## Stored items from a collection

■ ■ ■ ■ ■

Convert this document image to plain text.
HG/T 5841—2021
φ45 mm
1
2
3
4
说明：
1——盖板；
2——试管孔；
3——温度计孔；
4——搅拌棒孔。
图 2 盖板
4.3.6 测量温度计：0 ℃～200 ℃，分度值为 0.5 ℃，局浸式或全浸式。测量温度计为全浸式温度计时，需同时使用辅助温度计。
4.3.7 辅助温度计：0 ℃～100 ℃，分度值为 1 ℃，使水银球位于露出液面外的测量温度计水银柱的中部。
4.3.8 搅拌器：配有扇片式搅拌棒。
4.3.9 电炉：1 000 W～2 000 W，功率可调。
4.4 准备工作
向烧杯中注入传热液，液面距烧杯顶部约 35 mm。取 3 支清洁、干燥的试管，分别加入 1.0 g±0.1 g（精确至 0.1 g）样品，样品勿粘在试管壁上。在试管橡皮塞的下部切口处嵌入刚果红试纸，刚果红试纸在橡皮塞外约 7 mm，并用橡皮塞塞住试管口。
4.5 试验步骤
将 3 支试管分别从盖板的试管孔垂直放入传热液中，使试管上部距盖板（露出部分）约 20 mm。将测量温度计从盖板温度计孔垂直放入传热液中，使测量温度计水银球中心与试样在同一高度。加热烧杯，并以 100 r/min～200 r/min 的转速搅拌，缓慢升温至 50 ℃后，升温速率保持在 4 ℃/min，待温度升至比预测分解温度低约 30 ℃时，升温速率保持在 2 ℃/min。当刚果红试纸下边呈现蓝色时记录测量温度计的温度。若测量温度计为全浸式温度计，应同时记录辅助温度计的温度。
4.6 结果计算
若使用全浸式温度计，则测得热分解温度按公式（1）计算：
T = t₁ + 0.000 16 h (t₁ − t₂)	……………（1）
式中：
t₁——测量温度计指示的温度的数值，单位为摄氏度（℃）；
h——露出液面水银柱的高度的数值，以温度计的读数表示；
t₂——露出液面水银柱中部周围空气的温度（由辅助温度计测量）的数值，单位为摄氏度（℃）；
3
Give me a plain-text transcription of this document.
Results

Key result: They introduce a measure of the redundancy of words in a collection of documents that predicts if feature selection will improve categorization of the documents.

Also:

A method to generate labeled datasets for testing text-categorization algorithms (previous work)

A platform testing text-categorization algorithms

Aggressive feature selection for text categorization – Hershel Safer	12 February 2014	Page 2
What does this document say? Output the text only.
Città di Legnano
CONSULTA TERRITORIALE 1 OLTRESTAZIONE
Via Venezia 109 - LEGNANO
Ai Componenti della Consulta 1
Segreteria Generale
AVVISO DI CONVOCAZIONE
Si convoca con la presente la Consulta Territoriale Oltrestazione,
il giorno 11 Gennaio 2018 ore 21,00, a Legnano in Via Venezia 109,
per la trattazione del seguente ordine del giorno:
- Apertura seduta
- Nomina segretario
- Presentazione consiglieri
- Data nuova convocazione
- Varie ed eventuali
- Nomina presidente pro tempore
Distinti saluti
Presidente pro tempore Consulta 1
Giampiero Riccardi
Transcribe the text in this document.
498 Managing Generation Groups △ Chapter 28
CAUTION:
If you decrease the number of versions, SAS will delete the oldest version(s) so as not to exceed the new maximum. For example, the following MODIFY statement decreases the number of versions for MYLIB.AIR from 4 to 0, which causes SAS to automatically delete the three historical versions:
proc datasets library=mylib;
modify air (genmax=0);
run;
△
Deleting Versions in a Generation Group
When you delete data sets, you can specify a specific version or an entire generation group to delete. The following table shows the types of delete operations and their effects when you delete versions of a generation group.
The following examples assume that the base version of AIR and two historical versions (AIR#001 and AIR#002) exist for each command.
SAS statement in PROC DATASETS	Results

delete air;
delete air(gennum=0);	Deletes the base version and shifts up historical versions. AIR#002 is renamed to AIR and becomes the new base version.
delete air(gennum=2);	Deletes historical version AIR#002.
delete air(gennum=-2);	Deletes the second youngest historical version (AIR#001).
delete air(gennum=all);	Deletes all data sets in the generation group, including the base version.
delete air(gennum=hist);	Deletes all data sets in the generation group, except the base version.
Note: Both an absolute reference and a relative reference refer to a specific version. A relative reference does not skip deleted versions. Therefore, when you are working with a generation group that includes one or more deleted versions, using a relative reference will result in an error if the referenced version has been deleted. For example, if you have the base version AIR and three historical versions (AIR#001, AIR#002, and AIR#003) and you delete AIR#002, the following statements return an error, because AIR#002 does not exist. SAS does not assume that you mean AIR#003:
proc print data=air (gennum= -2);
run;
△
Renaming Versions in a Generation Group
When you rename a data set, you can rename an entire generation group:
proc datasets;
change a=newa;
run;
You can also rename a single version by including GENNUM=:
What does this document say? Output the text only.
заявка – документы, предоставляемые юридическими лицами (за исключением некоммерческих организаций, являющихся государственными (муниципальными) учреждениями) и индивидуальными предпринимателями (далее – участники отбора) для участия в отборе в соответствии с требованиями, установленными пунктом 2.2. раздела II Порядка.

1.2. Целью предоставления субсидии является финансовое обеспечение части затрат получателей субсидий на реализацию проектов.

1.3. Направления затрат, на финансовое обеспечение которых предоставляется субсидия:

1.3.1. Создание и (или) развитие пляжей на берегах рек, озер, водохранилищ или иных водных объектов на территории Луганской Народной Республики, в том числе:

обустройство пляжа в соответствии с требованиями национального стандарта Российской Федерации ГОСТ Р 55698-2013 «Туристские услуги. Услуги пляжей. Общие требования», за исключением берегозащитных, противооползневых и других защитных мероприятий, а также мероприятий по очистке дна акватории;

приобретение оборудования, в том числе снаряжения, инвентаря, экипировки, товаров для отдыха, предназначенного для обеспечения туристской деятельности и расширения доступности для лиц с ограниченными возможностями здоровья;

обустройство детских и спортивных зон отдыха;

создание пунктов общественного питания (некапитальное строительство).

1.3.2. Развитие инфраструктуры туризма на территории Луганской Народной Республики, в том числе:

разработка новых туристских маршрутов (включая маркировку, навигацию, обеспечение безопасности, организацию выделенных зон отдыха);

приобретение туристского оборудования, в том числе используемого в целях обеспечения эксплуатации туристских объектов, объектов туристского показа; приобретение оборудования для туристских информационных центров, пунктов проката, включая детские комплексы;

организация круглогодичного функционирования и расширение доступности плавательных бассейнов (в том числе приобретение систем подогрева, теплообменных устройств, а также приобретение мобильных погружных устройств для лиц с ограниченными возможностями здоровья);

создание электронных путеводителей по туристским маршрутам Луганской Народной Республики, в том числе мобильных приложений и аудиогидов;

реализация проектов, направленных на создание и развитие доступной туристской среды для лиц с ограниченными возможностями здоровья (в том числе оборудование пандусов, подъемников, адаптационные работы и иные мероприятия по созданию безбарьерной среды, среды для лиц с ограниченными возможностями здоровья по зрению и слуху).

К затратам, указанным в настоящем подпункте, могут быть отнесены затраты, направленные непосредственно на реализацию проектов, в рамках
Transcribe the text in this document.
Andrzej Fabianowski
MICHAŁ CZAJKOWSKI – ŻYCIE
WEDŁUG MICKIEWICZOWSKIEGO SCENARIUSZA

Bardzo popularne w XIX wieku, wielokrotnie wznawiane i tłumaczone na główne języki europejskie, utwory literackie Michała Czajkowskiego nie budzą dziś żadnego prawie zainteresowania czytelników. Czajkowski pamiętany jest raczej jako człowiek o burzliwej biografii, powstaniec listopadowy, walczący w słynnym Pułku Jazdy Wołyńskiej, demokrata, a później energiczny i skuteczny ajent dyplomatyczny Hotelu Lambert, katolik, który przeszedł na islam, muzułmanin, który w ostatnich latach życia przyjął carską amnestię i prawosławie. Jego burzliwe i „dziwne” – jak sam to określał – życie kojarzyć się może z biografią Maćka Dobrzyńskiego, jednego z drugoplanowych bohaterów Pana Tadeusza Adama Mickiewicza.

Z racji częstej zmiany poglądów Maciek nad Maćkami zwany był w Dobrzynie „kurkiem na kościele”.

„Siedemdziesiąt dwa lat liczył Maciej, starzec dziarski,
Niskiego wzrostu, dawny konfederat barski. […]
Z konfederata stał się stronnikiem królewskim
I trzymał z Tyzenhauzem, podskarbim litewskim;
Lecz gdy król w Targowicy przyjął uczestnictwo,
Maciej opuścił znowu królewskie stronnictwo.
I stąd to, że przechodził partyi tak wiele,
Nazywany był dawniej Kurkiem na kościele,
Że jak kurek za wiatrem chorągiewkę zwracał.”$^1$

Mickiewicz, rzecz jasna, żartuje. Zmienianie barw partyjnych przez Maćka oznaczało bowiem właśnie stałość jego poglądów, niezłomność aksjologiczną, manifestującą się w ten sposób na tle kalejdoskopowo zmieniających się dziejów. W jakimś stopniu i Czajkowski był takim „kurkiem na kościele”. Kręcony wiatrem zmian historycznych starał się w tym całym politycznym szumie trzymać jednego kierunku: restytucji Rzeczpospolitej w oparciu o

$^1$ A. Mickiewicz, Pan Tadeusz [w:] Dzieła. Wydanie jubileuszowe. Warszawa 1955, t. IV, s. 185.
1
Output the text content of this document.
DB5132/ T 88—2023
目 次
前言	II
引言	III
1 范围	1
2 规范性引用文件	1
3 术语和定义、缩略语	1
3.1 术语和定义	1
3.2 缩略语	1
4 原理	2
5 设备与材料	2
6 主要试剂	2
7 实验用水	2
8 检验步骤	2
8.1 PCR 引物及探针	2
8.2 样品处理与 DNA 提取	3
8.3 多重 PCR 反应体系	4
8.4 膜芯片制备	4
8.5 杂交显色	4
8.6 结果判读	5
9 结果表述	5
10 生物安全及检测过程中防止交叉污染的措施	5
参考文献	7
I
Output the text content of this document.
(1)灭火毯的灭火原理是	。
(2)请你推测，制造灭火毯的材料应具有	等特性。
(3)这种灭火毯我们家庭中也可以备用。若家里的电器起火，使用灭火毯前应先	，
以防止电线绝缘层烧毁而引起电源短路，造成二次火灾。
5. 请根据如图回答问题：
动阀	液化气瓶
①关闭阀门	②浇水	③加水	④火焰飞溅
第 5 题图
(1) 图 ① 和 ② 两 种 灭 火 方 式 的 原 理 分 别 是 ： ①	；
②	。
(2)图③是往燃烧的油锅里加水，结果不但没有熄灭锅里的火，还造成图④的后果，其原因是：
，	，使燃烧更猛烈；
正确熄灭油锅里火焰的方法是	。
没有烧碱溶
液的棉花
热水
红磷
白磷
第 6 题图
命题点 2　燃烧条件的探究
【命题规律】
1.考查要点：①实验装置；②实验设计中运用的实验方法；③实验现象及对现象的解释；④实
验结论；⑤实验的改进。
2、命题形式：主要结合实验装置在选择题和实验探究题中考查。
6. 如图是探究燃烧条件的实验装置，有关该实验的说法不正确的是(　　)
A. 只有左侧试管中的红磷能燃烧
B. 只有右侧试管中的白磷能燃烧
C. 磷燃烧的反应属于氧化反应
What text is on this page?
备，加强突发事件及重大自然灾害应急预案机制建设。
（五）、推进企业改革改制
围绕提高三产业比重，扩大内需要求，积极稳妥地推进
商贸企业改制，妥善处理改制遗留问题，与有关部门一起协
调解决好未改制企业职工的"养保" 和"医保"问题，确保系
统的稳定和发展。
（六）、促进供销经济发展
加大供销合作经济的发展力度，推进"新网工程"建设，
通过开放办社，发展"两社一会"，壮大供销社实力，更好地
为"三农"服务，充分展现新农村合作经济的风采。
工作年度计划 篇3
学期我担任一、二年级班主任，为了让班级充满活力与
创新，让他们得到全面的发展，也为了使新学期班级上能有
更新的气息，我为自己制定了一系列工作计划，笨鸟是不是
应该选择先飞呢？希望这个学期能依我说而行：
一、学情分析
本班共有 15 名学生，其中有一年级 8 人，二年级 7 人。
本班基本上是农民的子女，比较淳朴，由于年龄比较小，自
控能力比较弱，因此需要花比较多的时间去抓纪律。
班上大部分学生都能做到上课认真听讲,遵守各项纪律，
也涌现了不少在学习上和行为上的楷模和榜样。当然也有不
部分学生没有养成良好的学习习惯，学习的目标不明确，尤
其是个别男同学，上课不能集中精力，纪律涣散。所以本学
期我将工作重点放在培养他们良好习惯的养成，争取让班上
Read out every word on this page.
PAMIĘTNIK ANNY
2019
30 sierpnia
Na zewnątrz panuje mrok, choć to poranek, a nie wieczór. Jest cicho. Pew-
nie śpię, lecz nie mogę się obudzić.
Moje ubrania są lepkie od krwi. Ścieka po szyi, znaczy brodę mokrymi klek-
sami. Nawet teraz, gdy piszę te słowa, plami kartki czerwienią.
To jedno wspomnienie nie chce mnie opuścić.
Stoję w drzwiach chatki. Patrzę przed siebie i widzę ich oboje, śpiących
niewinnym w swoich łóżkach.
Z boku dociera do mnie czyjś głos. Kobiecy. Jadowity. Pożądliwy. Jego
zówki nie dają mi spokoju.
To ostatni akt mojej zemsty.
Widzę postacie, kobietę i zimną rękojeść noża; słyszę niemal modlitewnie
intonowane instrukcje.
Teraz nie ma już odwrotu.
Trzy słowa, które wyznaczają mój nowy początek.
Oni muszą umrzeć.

■ ■ ■ ■ ■

## Requirements
Where a line in the entries holds the word "ограниченными", copy that line.

## Solution to the problem
приобретение оборудования, в том числе снаряжения, инвентаря, экипировки, товаров для отдыха, предназначенного для обеспечения туристской деятельности и расширения доступности для лиц с ограниченными возможностями здоровья;
организация круглогодичного функционирования и расширение доступности плавательных бассейнов (в том числе приобретение систем подогрева, теплообменных устройств, а также приобретение мобильных погружных устройств для лиц с ограниченными возможностями здоровья);
реализация проектов, направленных на создание и развитие доступной туристской среды для лиц с ограниченными возможностями здоровья (в том числе оборудование пандусов, подъемников, адаптационные работы и иные мероприятия по созданию безбарьерной среды, среды для лиц с ограниченными возможностями здоровья по зрению и слуху).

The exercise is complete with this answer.